Extract the complete listing and repeat it word for word.

-----

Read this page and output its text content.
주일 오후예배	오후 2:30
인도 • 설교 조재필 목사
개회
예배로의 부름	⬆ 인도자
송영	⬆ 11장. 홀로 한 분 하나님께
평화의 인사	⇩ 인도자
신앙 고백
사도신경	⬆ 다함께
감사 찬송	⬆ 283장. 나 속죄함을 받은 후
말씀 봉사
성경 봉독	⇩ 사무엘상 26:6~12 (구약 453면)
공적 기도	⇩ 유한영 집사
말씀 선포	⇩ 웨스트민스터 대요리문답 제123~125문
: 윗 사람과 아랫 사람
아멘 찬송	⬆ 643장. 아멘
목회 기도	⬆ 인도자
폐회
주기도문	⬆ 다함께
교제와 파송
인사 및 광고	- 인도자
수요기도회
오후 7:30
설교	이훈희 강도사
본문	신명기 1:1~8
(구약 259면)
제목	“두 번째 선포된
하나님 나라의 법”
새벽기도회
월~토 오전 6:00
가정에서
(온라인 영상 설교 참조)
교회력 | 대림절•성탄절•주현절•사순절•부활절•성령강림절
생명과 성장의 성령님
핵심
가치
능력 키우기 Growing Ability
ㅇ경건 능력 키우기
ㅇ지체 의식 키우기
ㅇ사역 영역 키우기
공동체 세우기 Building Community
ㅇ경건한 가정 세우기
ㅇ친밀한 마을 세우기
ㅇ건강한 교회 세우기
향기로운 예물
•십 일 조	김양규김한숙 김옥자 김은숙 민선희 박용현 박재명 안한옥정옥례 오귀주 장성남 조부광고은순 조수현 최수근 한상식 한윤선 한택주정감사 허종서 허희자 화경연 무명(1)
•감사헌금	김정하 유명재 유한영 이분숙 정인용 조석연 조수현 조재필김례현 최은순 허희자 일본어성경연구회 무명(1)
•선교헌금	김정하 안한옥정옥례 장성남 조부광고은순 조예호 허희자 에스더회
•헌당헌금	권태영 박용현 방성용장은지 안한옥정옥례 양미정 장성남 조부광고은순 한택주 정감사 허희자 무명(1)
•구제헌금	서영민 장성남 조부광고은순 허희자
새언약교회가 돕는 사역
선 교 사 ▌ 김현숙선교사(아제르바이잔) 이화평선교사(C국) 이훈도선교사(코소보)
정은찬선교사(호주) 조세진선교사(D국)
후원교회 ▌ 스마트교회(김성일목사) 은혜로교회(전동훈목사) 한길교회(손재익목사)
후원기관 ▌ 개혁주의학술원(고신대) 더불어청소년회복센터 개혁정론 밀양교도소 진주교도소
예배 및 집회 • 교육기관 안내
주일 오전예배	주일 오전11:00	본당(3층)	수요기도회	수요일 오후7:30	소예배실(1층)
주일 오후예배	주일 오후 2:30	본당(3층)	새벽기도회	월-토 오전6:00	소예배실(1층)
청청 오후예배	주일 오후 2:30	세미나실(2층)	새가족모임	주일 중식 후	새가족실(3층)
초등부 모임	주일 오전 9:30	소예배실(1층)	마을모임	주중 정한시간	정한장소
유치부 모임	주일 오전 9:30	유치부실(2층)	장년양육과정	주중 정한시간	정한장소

-----

### Answer below
Read this page and output its text content.
주일 오후예배	오후 2:30
인도 • 설교 조재필 목사
개회
예배로의 부름	⬆ 인도자
송영	⬆ 11장. 홀로 한 분 하나님께
평화의 인사	⇩ 인도자
신앙 고백
사도신경	⬆ 다함께
감사 찬송	⬆ 283장. 나 속죄함을 받은 후
말씀 봉사
성경 봉독	⇩ 사무엘상 26:6~12 (구약 453면)
공적 기도	⇩ 유한영 집사
말씀 선포	⇩ 웨스트민스터 대요리문답 제123~125문
: 윗 사람과 아랫 사람
아멘 찬송	⬆ 643장. 아멘
목회 기도	⬆ 인도자
폐회
주기도문	⬆ 다함께
교제와 파송
인사 및 광고	- 인도자
수요기도회
오후 7:30
설교	이훈희 강도사
본문	신명기 1:1~8
(구약 259면)
제목	“두 번째 선포된
하나님 나라의 법”
새벽기도회
월~토 오전 6:00
가정에서
(온라인 영상 설교 참조)
교회력 | 대림절•성탄절•주현절•사순절•부활절•성령강림절
생명과 성장의 성령님
핵심
가치
능력 키우기 Growing Ability
ㅇ경건 능력 키우기
ㅇ지체 의식 키우기
ㅇ사역 영역 키우기
공동체 세우기 Building Community
ㅇ경건한 가정 세우기
ㅇ친밀한 마을 세우기
ㅇ건강한 교회 세우기
향기로운 예물
•십 일 조	김양규김한숙 김옥자 김은숙 민선희 박용현 박재명 안한옥정옥례 오귀주 장성남 조부광고은순 조수현 최수근 한상식 한윤선 한택주정감사 허종서 허희자 화경연 무명(1)
•감사헌금	김정하 유명재 유한영 이분숙 정인용 조석연 조수현 조재필김례현 최은순 허희자 일본어성경연구회 무명(1)
•선교헌금	김정하 안한옥정옥례 장성남 조부광고은순 조예호 허희자 에스더회
•헌당헌금	권태영 박용현 방성용장은지 안한옥정옥례 양미정 장성남 조부광고은순 한택주 정감사 허희자 무명(1)
•구제헌금	서영민 장성남 조부광고은순 허희자
새언약교회가 돕는 사역
선 교 사 ▌ 김현숙선교사(아제르바이잔) 이화평선교사(C국) 이훈도선교사(코소보)
정은찬선교사(호주) 조세진선교사(D국)
후원교회 ▌ 스마트교회(김성일목사) 은혜로교회(전동훈목사) 한길교회(손재익목사)
후원기관 ▌ 개혁주의학술원(고신대) 더불어청소년회복센터 개혁정론 밀양교도소 진주교도소
예배 및 집회 • 교육기관 안내
주일 오전예배	주일 오전11:00	본당(3층)	수요기도회	수요일 오후7:30	소예배실(1층)
주일 오후예배	주일 오후 2:30	본당(3층)	새벽기도회	월-토 오전6:00	소예배실(1층)
청청 오후예배	주일 오후 2:30	세미나실(2층)	새가족모임	주일 중식 후	새가족실(3층)
초등부 모임	주일 오전 9:30	소예배실(1층)	마을모임	주중 정한시간	정한장소
유치부 모임	주일 오전 9:30	유치부실(2층)	장년양육과정	주중 정한시간	정한장소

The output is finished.